(What is needed):
Every line from the one that contains "What does this" to the last line of the listing below should be quoted verbatim. Pictures are excluded.
- - - - - - -
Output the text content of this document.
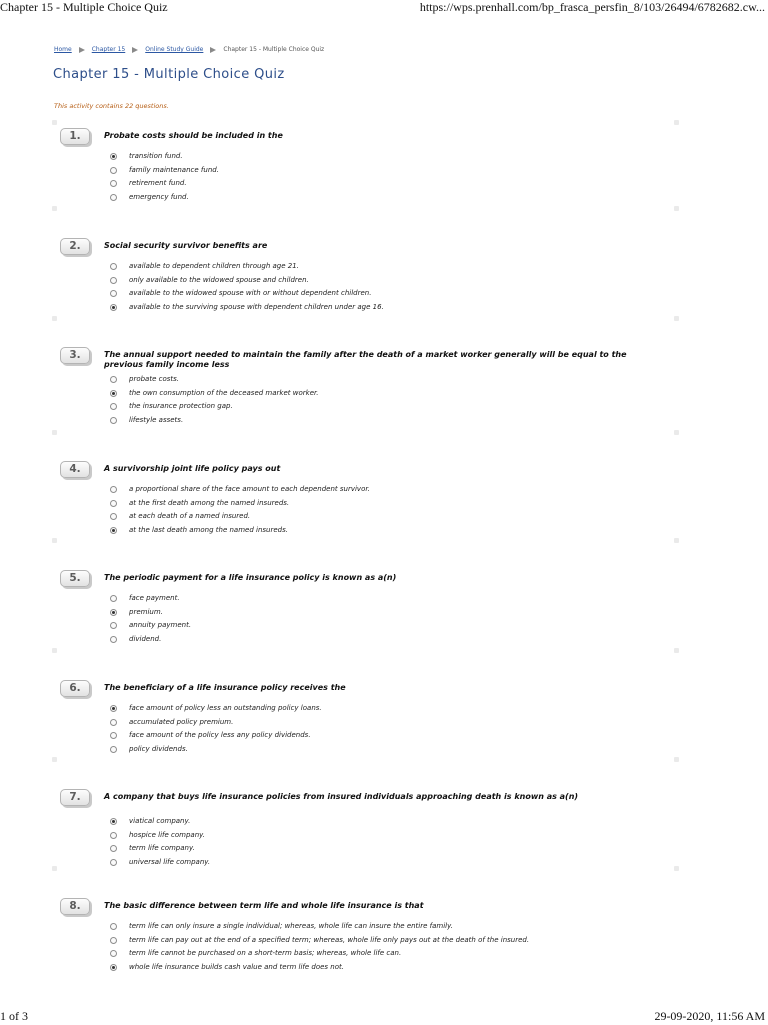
Chapter 15 - Multiple Choice Quiz	https://wps.prenhall.com/bp_frasca_persfin_8/103/26494/6782682.cw...
Home	Chapter 15	Online Study Guide	Chapter 15 - Multiple Choice Quiz
Chapter 15 - Multiple Choice Quiz

This activity contains 22 questions.

1.	Probate costs should be included in the

transition fund.
family maintenance fund.
retirement fund.
emergency fund.
2.	Social security survivor benefits are

available to dependent children through age 21.
only available to the widowed spouse and children.
available to the widowed spouse with or without dependent children.
available to the surviving spouse with dependent children under age 16.
3.	The annual support needed to maintain the family after the death of a market worker generally will be equal to the previous family income less

probate costs.
the own consumption of the deceased market worker.
the insurance protection gap.
lifestyle assets.
4.	A survivorship joint life policy pays out

a proportional share of the face amount to each dependent survivor.
at the first death among the named insureds.
at each death of a named insured.
at the last death among the named insureds.
5.	The periodic payment for a life insurance policy is known as a(n)

face payment.
premium.
annuity payment.
dividend.
6.	The beneficiary of a life insurance policy receives the

face amount of policy less an outstanding policy loans.
accumulated policy premium.
face amount of the policy less any policy dividends.
policy dividends.
7.	A company that buys life insurance policies from insured individuals approaching death is known as a(n)

viatical company.
hospice life company.
term life company.
universal life company.
8.	The basic difference between term life and whole life insurance is that

term life can only insure a single individual; whereas, whole life can insure the entire family.
term life can pay out at the end of a specified term; whereas, whole life only pays out at the death of the insured.
term life cannot be purchased on a short-term basis; whereas, whole life can.
whole life insurance builds cash value and term life does not.
1 of 3	29-09-2020, 11:56 AM
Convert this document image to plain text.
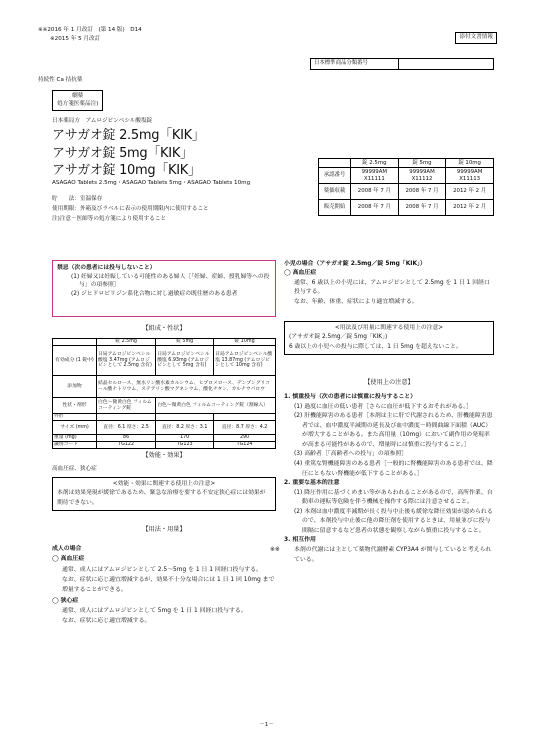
※※2016 年 1 月改訂　(第 14 版)　D14
※2015 年 5 月改訂	添付文書情報
日本標準商品分類番号
持続性 Ca 拮抗薬
劇薬
処方箋医薬品注)
日本薬局方　アムロジピンベシル酸塩錠
アサガオ錠 2.5mg「KIK」
アサガオ錠 5mg「KIK」
アサガオ錠 10mg「KIK」
ASAGAO Tablets 2.5mg・ASAGAO Tablets 5mg・ASAGAO Tablets 10mg
貯　　法：室温保存
使用期限：外箱及びラベルに表示の使用期限内に使用すること
注)注意－医師等の処方箋により使用すること
	錠 2.5mg	錠 5mg	錠 10mg
承認番号	99999AM X11111	99999AM X11112	99999AM X11113
薬価収載	2008 年 7 月	2008 年 7 月	2012 年 2 月
販売開始	2008 年 7 月	2008 年 7 月	2012 年 2 月
禁忌（次の患者には投与しないこと）
(1) 妊婦又は妊娠している可能性のある婦人［「妊婦、産婦、授乳婦等への投与」の項参照］
(2) ジヒドロピリジン系化合物に対し過敏症の既往歴のある患者
【組成・性状】
	錠 2.5mg	錠 5mg	錠 10mg
有効成分 (1 錠中)	日局アムロジピンベシル酸塩 3.47mg (アムロジピンとして 2.5mg 含有)	日局アムロジピンベシル酸塩 6.93mg (アムロジピンとして 5mg 含有)	日局アムロジピンベシル酸塩 13.87mg (アムロジピンとして 10mg 含有)
添加物	結晶セルロース、無水リン酸水素カルシウム、ヒプロメロース、デンプングリコール酸ナトリウム、ステアリン酸マグネシウム、酸化チタン、カルナウバロウ		
性状・剤形	白色～微黄白色 フィルムコーティング錠	白色～微黄白色 フィルムコーティング錠（割線入）	
外形			
サイズ (mm)	直径：6.1 厚さ：2.5	直径：8.2 厚さ：3.1	直径：8.7 厚さ：4.2
重量 (mg)	86	170	290
識別コード	TG122	TG123	TG124
【効能・効果】
高血圧症、狭心症
<効能・効果に関連する使用上の注意>
本剤は効果発現が緩徐であるため、緊急な治療を要する不安定狭心症には効果が期待できない。
【用法・用量】
成人の場合
◯ 高血圧症
通常、成人にはアムロジピンとして 2.5～5mg を 1 日 1 回経口投与する。
なお、症状に応じ適宜増減するが、効果不十分な場合には 1 日 1 回 10mg まで増量することができる。
◯ 狭心症
通常、成人にはアムロジピンとして 5mg を 1 日 1 回経口投与する。
なお、症状に応じ適宜増減する。
小児の場合（アサガオ錠 2.5mg／錠 5mg「KIK」）
◯ 高血圧症
通常、6 歳以上の小児には、アムロジピンとして 2.5mg を 1 日 1 回経口投与する。
なお、年齢、体重、症状により適宜増減する。
<用法及び用量に関連する使用上の注意>
(アサガオ錠 2.5mg／錠 5mg「KIK」)
6 歳以上の小児への投与に際しては、1 日 5mg を超えないこと。
【使用上の注意】
1. 慎重投与（次の患者には慎重に投与すること）
(1) 過度に血圧の低い患者［さらに血圧が低下するおそれがある。］
(2) 肝機能障害のある患者［本剤は主に肝で代謝されるため、肝機能障害患者では、血中濃度半減期の延長及び血中濃度－時間曲線下面積（AUC）が増大することがある。また高用量（10mg）において副作用の発現率が高まる可能性があるので、増量時には慎重に投与すること。］
(3) 高齢者［「高齢者への投与」の項参照］
(4) 重篤な腎機能障害のある患者［一般的に腎機能障害のある患者では、降圧にともない腎機能が低下することがある。］
2. 重要な基本的注意
(1) 降圧作用に基づくめまい等があらわれることがあるので、高所作業、自動車の運転等危険を伴う機械を操作する際には注意させること。
(2) 本剤は血中濃度半減期が長く投与中止後も緩徐な降圧効果が認められるので、本剤投与中止後に他の降圧剤を使用するときは、用量並びに投与間隔に留意するなど患者の状態を観察しながら慎重に投与すること。
3. 相互作用
※※ 本剤の代謝には主として薬物代謝酵素 CYP3A4 が関与していると考えられている。
－1－
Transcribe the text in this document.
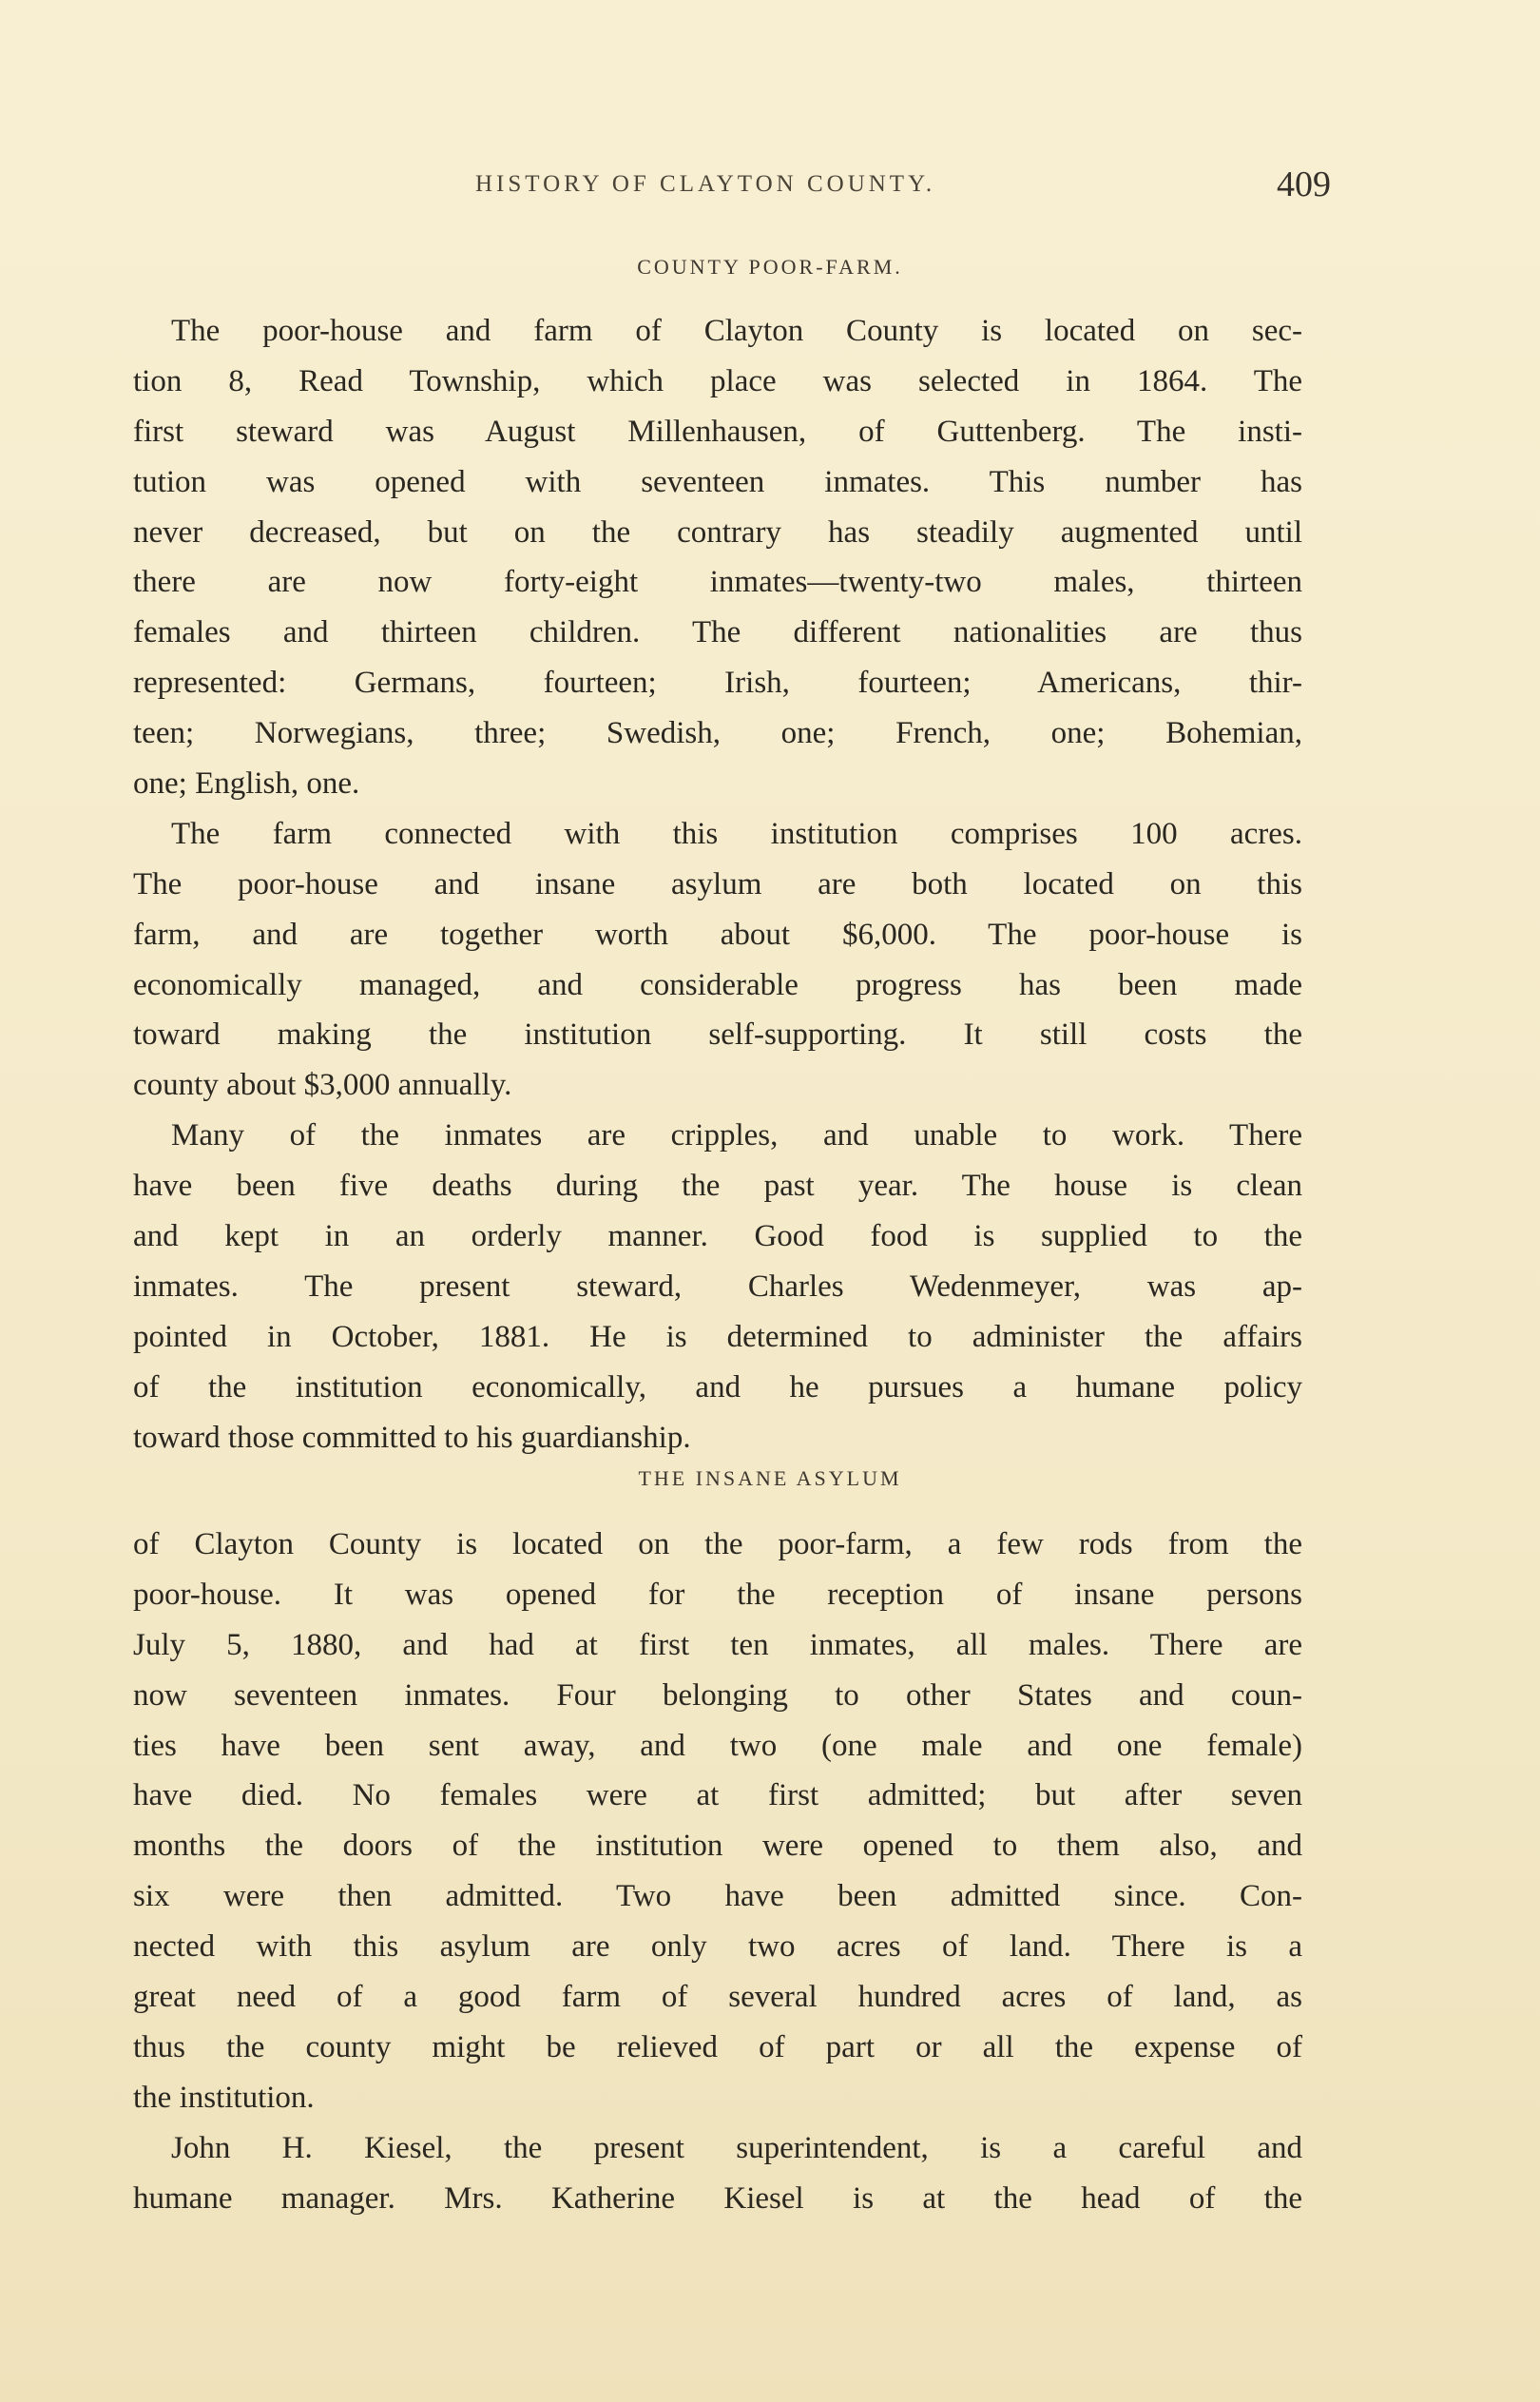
HISTORY OF CLAYTON COUNTY.	409
COUNTY POOR-FARM.
The poor-house and farm of Clayton County is located on sec-
tion 8, Read Township, which place was selected in 1864. The
first steward was August Millenhausen, of Guttenberg. The insti-
tution was opened with seventeen inmates. This number has
never decreased, but on the contrary has steadily augmented until
there are now forty-eight inmates—twenty-two males, thirteen
females and thirteen children. The different nationalities are thus
represented: Germans, fourteen; Irish, fourteen; Americans, thir-
teen; Norwegians, three; Swedish, one; French, one; Bohemian,
one; English, one.
The farm connected with this institution comprises 100 acres.
The poor-house and insane asylum are both located on this
farm, and are together worth about $6,000. The poor-house is
economically managed, and considerable progress has been made
toward making the institution self-supporting. It still costs the
county about $3,000 annually.
Many of the inmates are cripples, and unable to work. There
have been five deaths during the past year. The house is clean
and kept in an orderly manner. Good food is supplied to the
inmates. The present steward, Charles Wedenmeyer, was ap-
pointed in October, 1881. He is determined to administer the affairs
of the institution economically, and he pursues a humane policy
toward those committed to his guardianship.
THE INSANE ASYLUM
of Clayton County is located on the poor-farm, a few rods from the
poor-house. It was opened for the reception of insane persons
July 5, 1880, and had at first ten inmates, all males. There are
now seventeen inmates. Four belonging to other States and coun-
ties have been sent away, and two (one male and one female)
have died. No females were at first admitted; but after seven
months the doors of the institution were opened to them also, and
six were then admitted. Two have been admitted since. Con-
nected with this asylum are only two acres of land. There is a
great need of a good farm of several hundred acres of land, as
thus the county might be relieved of part or all the expense of
the institution.
John H. Kiesel, the present superintendent, is a careful and
humane manager. Mrs. Katherine Kiesel is at the head of the
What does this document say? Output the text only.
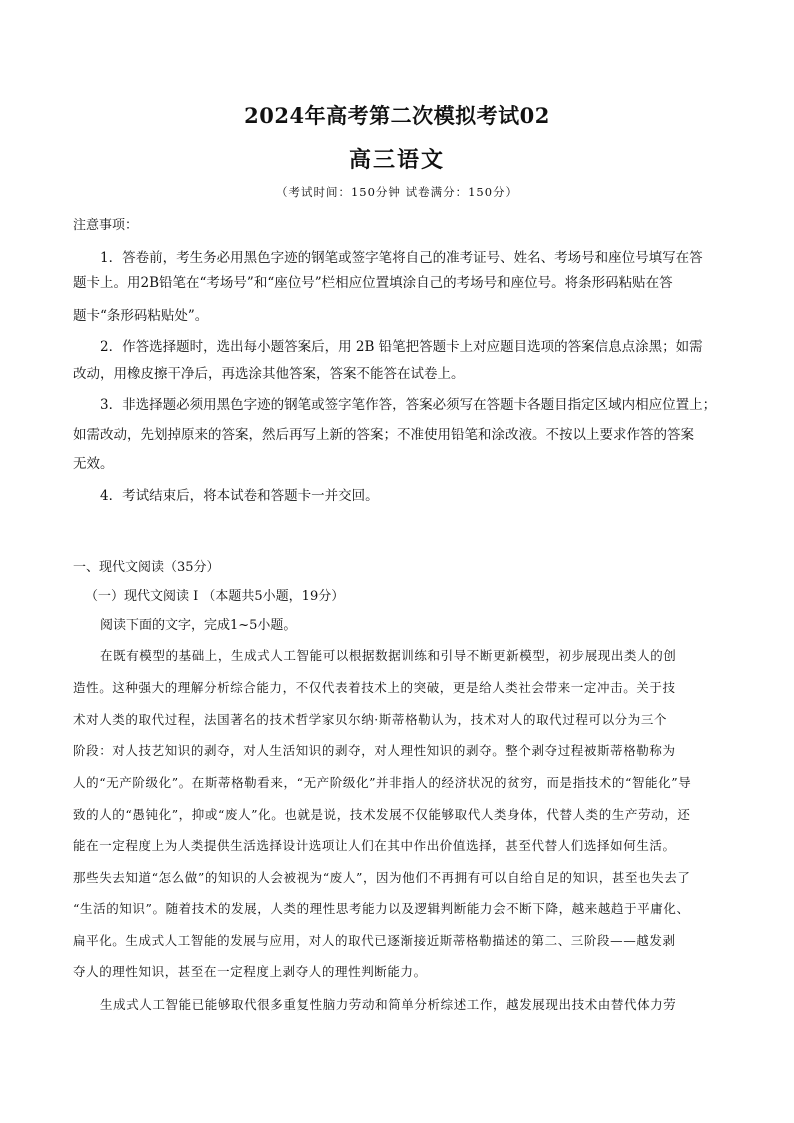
2024年高考第二次模拟考试02
高三语文
（考试时间：150分钟 试卷满分：150分）
注意事项：
1．答卷前，考生务必用黑色字迹的钢笔或签字笔将自己的准考证号、姓名、考场号和座位号填写在答
题卡上。用2B铅笔在“考场号”和“座位号”栏相应位置填涂自己的考场号和座位号。将条形码粘贴在答
题卡“条形码粘贴处”。
2．作答选择题时，选出每小题答案后，用 2B 铅笔把答题卡上对应题目选项的答案信息点涂黑；如需
改动，用橡皮擦干净后，再选涂其他答案，答案不能答在试卷上。
3．非选择题必须用黑色字迹的钢笔或签字笔作答，答案必须写在答题卡各题目指定区域内相应位置上；
如需改动，先划掉原来的答案，然后再写上新的答案；不准使用铅笔和涂改液。不按以上要求作答的答案
无效。
4．考试结束后，将本试卷和答题卡一并交回。
一、现代文阅读（35分）
（一）现代文阅读 I （本题共5小题，19分）
阅读下面的文字，完成1~5小题。
在既有模型的基础上，生成式人工智能可以根据数据训练和引导不断更新模型，初步展现出类人的创
造性。这种强大的理解分析综合能力，不仅代表着技术上的突破，更是给人类社会带来一定冲击。关于技
术对人类的取代过程，法国著名的技术哲学家贝尔纳·斯蒂格勒认为，技术对人的取代过程可以分为三个
阶段：对人技艺知识的剥夺，对人生活知识的剥夺，对人理性知识的剥夺。整个剥夺过程被斯蒂格勒称为
人的“无产阶级化”。在斯蒂格勒看来，“无产阶级化”并非指人的经济状况的贫穷，而是指技术的“智能化”导
致的人的“愚钝化”，抑或“废人”化。也就是说，技术发展不仅能够取代人类身体，代替人类的生产劳动，还
能在一定程度上为人类提供生活选择设计选项让人们在其中作出价值选择，甚至代替人们选择如何生活。
那些失去知道“怎么做”的知识的人会被视为“废人”，因为他们不再拥有可以自给自足的知识，甚至也失去了
“生活的知识”。随着技术的发展，人类的理性思考能力以及逻辑判断能力会不断下降，越来越趋于平庸化、
扁平化。生成式人工智能的发展与应用，对人的取代已逐渐接近斯蒂格勒描述的第二、三阶段——越发剥
夺人的理性知识，甚至在一定程度上剥夺人的理性判断能力。
生成式人工智能已能够取代很多重复性脑力劳动和简单分析综述工作，越发展现出技术由替代体力劳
- - - - - - -
(Solution):
What does this document say? Output the text only.
2024年高考第二次模拟考试02
高三语文
（考试时间：150分钟 试卷满分：150分）
注意事项：
1．答卷前，考生务必用黑色字迹的钢笔或签字笔将自己的准考证号、姓名、考场号和座位号填写在答
题卡上。用2B铅笔在“考场号”和“座位号”栏相应位置填涂自己的考场号和座位号。将条形码粘贴在答
题卡“条形码粘贴处”。
2．作答选择题时，选出每小题答案后，用 2B 铅笔把答题卡上对应题目选项的答案信息点涂黑；如需
改动，用橡皮擦干净后，再选涂其他答案，答案不能答在试卷上。
3．非选择题必须用黑色字迹的钢笔或签字笔作答，答案必须写在答题卡各题目指定区域内相应位置上；
如需改动，先划掉原来的答案，然后再写上新的答案；不准使用铅笔和涂改液。不按以上要求作答的答案
无效。
4．考试结束后，将本试卷和答题卡一并交回。
一、现代文阅读（35分）
（一）现代文阅读 I （本题共5小题，19分）
阅读下面的文字，完成1~5小题。
在既有模型的基础上，生成式人工智能可以根据数据训练和引导不断更新模型，初步展现出类人的创
造性。这种强大的理解分析综合能力，不仅代表着技术上的突破，更是给人类社会带来一定冲击。关于技
术对人类的取代过程，法国著名的技术哲学家贝尔纳·斯蒂格勒认为，技术对人的取代过程可以分为三个
阶段：对人技艺知识的剥夺，对人生活知识的剥夺，对人理性知识的剥夺。整个剥夺过程被斯蒂格勒称为
人的“无产阶级化”。在斯蒂格勒看来，“无产阶级化”并非指人的经济状况的贫穷，而是指技术的“智能化”导
致的人的“愚钝化”，抑或“废人”化。也就是说，技术发展不仅能够取代人类身体，代替人类的生产劳动，还
能在一定程度上为人类提供生活选择设计选项让人们在其中作出价值选择，甚至代替人们选择如何生活。
那些失去知道“怎么做”的知识的人会被视为“废人”，因为他们不再拥有可以自给自足的知识，甚至也失去了
“生活的知识”。随着技术的发展，人类的理性思考能力以及逻辑判断能力会不断下降，越来越趋于平庸化、
扁平化。生成式人工智能的发展与应用，对人的取代已逐渐接近斯蒂格勒描述的第二、三阶段——越发剥
夺人的理性知识，甚至在一定程度上剥夺人的理性判断能力。
生成式人工智能已能够取代很多重复性脑力劳动和简单分析综述工作，越发展现出技术由替代体力劳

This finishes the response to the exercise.